* _TASK DETAILS_: Spot every line with the word "cords" and return it.

"""

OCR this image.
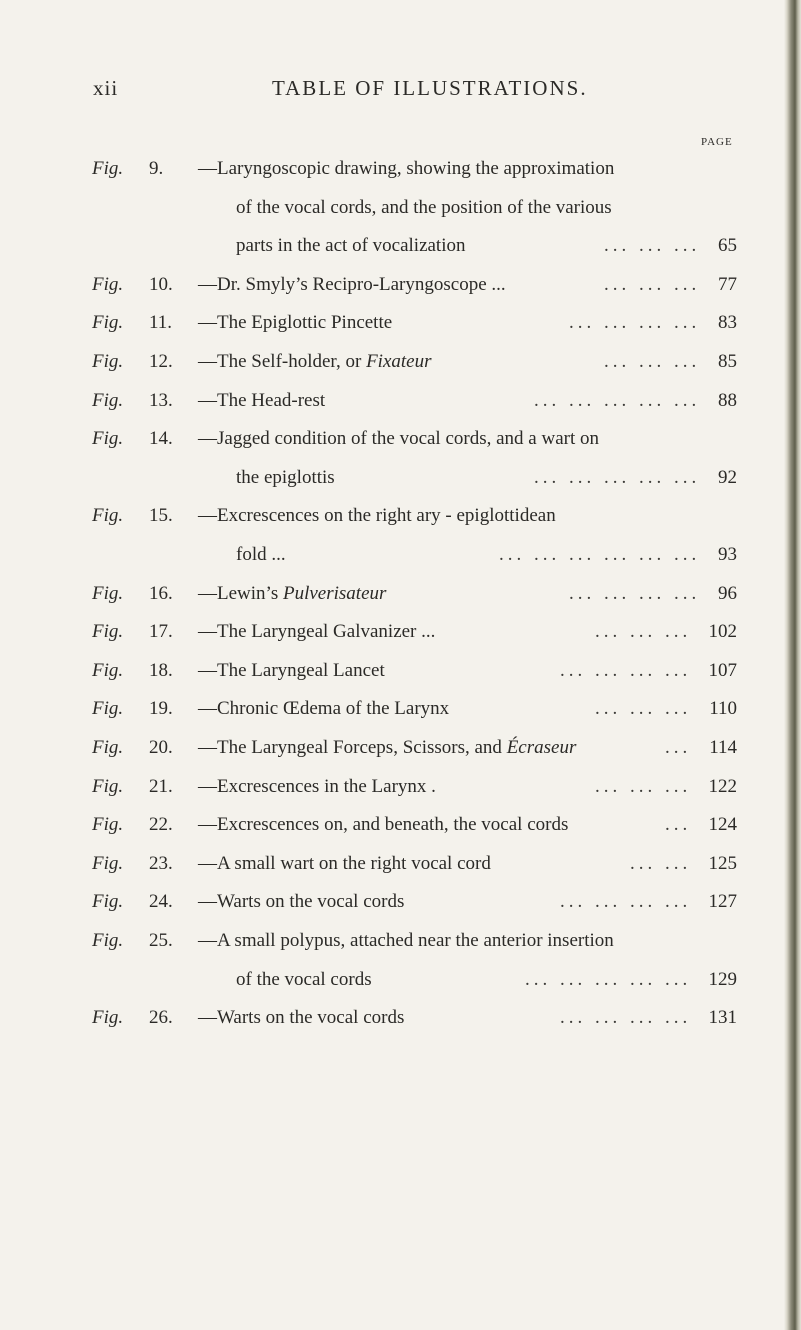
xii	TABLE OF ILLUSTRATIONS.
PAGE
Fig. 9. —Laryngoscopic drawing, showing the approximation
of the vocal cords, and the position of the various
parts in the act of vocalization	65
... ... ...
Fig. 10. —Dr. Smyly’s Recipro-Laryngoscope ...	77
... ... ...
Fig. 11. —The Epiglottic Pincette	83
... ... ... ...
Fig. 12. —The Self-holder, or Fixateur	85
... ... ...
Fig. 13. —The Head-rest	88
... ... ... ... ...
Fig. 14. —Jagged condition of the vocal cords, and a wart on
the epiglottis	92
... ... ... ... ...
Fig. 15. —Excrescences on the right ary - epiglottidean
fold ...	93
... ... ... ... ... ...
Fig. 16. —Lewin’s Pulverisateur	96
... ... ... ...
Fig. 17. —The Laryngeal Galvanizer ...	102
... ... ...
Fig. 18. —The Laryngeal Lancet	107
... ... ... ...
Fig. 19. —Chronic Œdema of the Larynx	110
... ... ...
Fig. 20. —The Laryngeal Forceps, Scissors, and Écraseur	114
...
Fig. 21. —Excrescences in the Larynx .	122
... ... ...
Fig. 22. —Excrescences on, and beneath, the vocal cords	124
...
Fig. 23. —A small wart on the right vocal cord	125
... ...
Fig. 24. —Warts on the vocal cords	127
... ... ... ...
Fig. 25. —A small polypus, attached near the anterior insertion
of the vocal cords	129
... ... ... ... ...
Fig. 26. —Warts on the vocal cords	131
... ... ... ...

"""
"""

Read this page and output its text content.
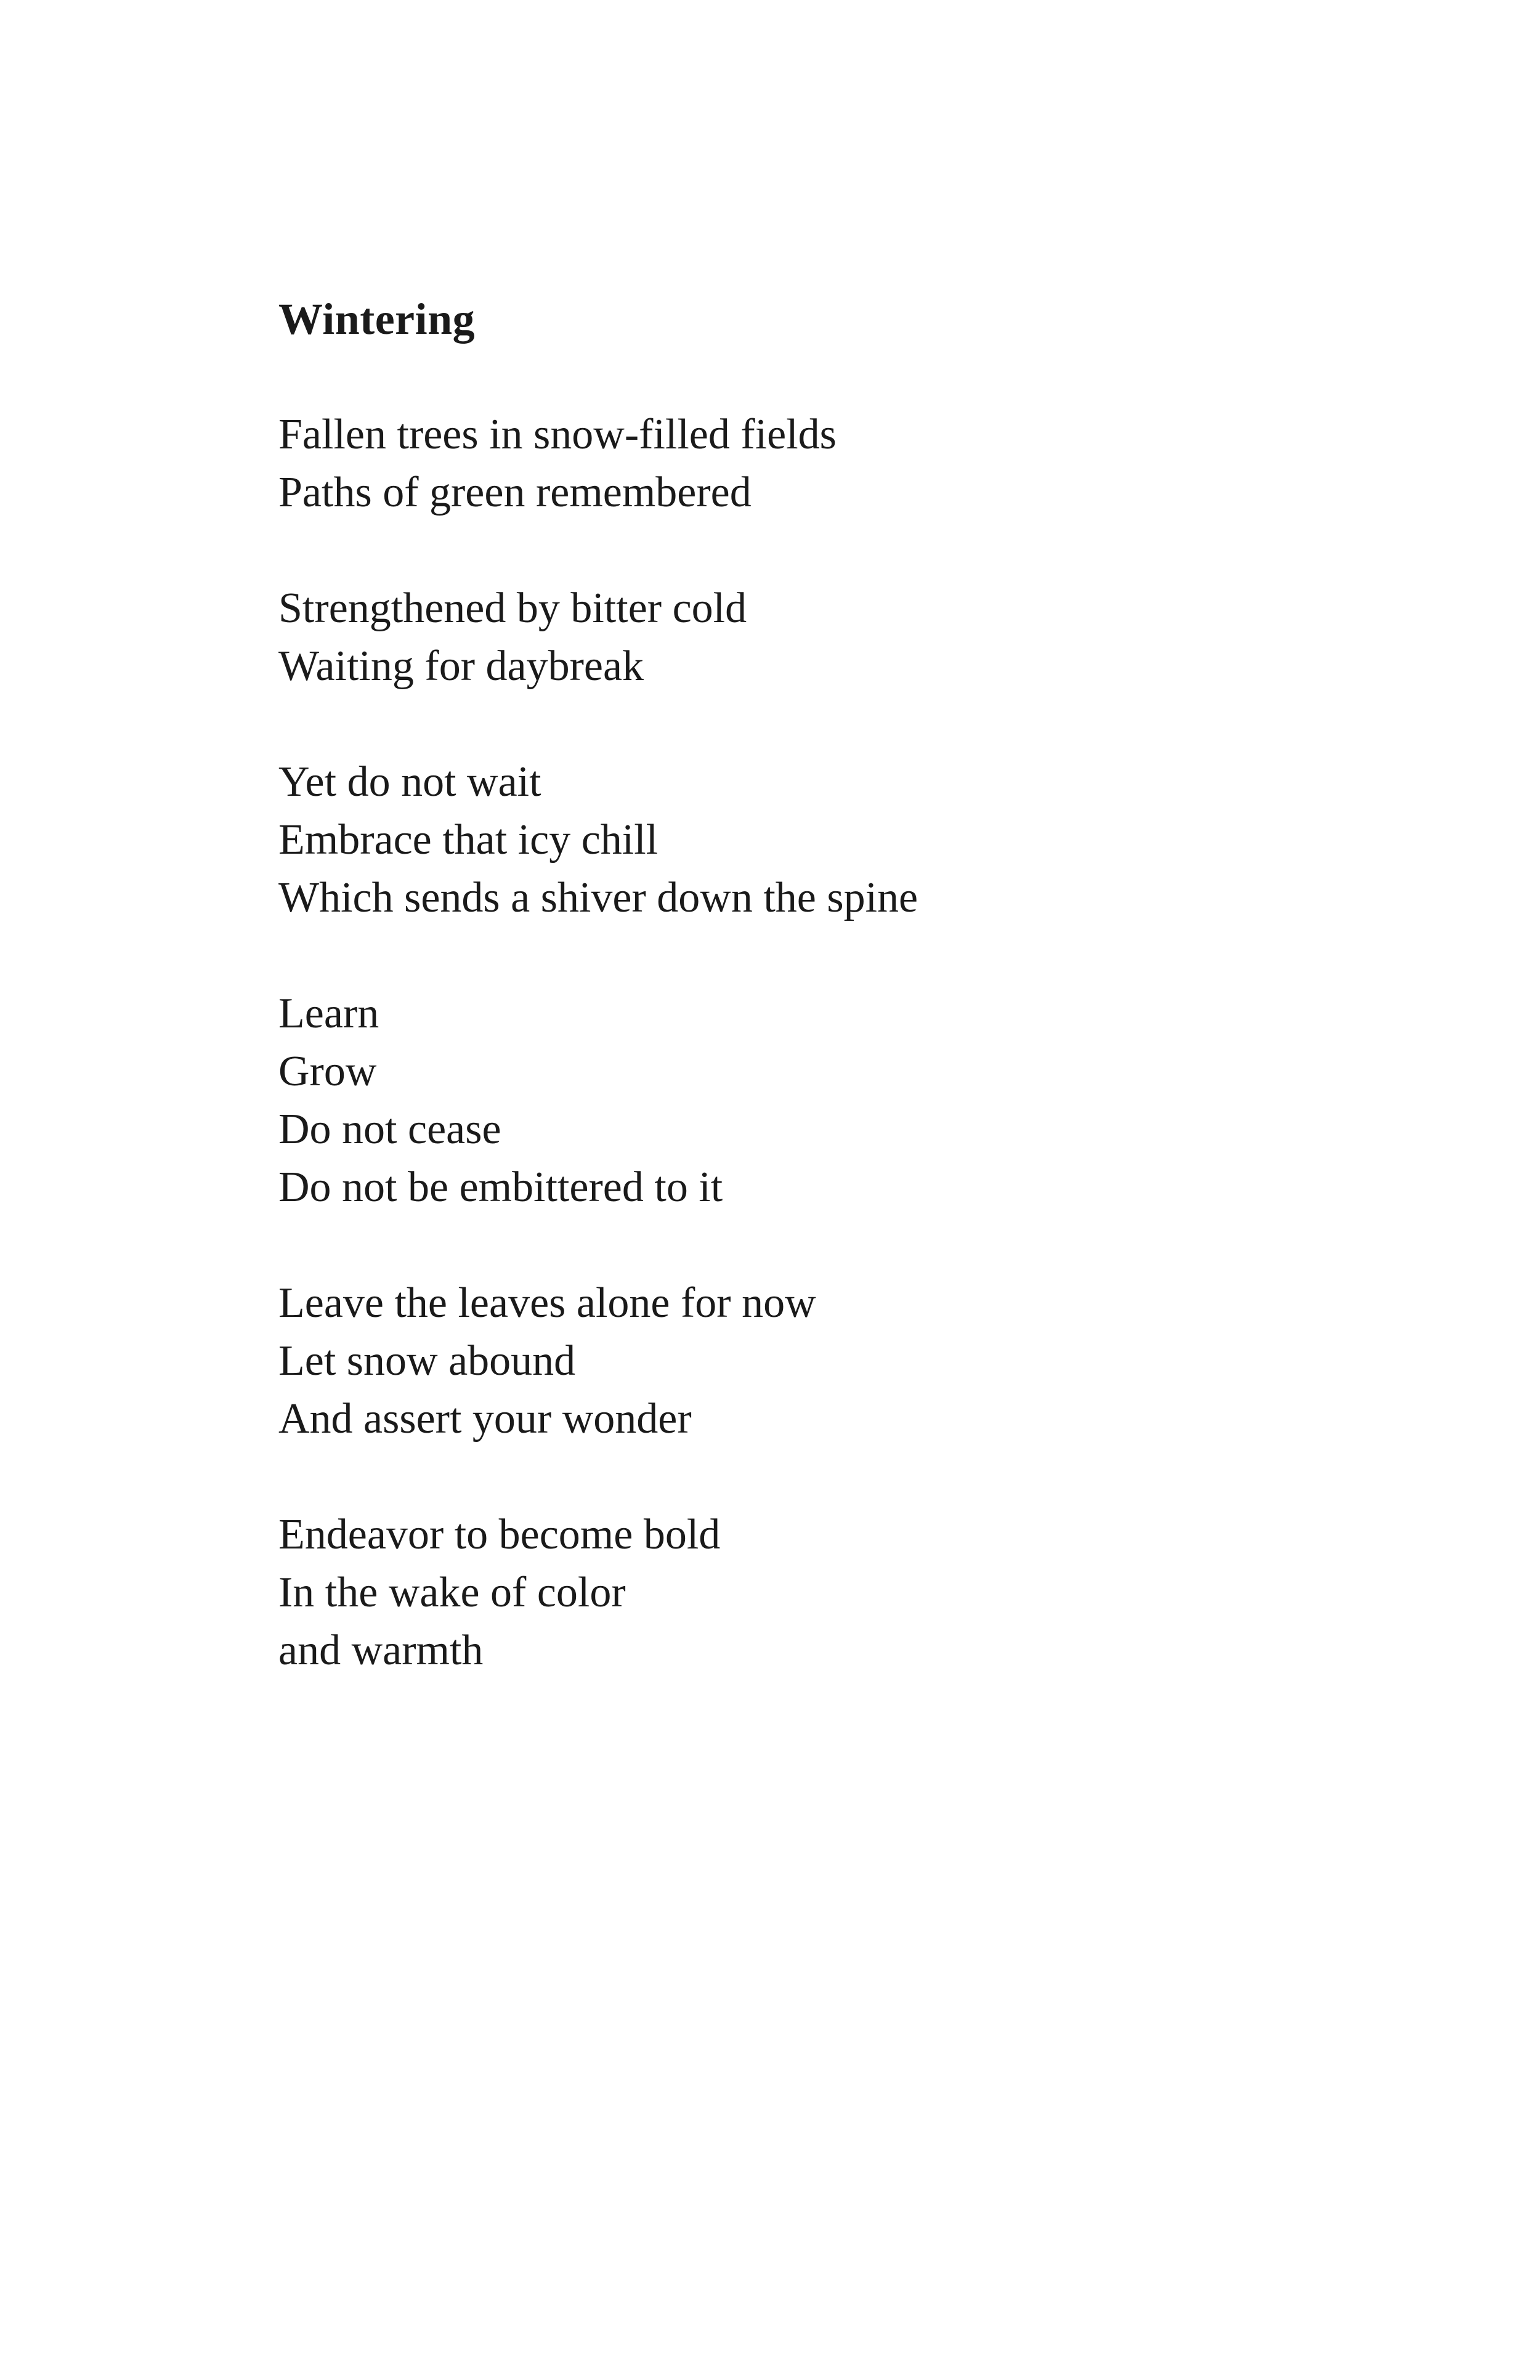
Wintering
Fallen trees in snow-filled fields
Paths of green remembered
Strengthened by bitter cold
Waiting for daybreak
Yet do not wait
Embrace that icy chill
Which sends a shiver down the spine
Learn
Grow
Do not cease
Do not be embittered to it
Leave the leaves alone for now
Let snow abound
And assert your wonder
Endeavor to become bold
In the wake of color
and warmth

"""

* _REPLY TO THE TASK_:
of the vocal cords, and the position of the various
Fig. 14. —Jagged condition of the vocal cords, and a wart on
Fig. 22. —Excrescences on, and beneath, the vocal cords	124
Fig. 24. —Warts on the vocal cords	127
of the vocal cords	129
Fig. 26. —Warts on the vocal cords	131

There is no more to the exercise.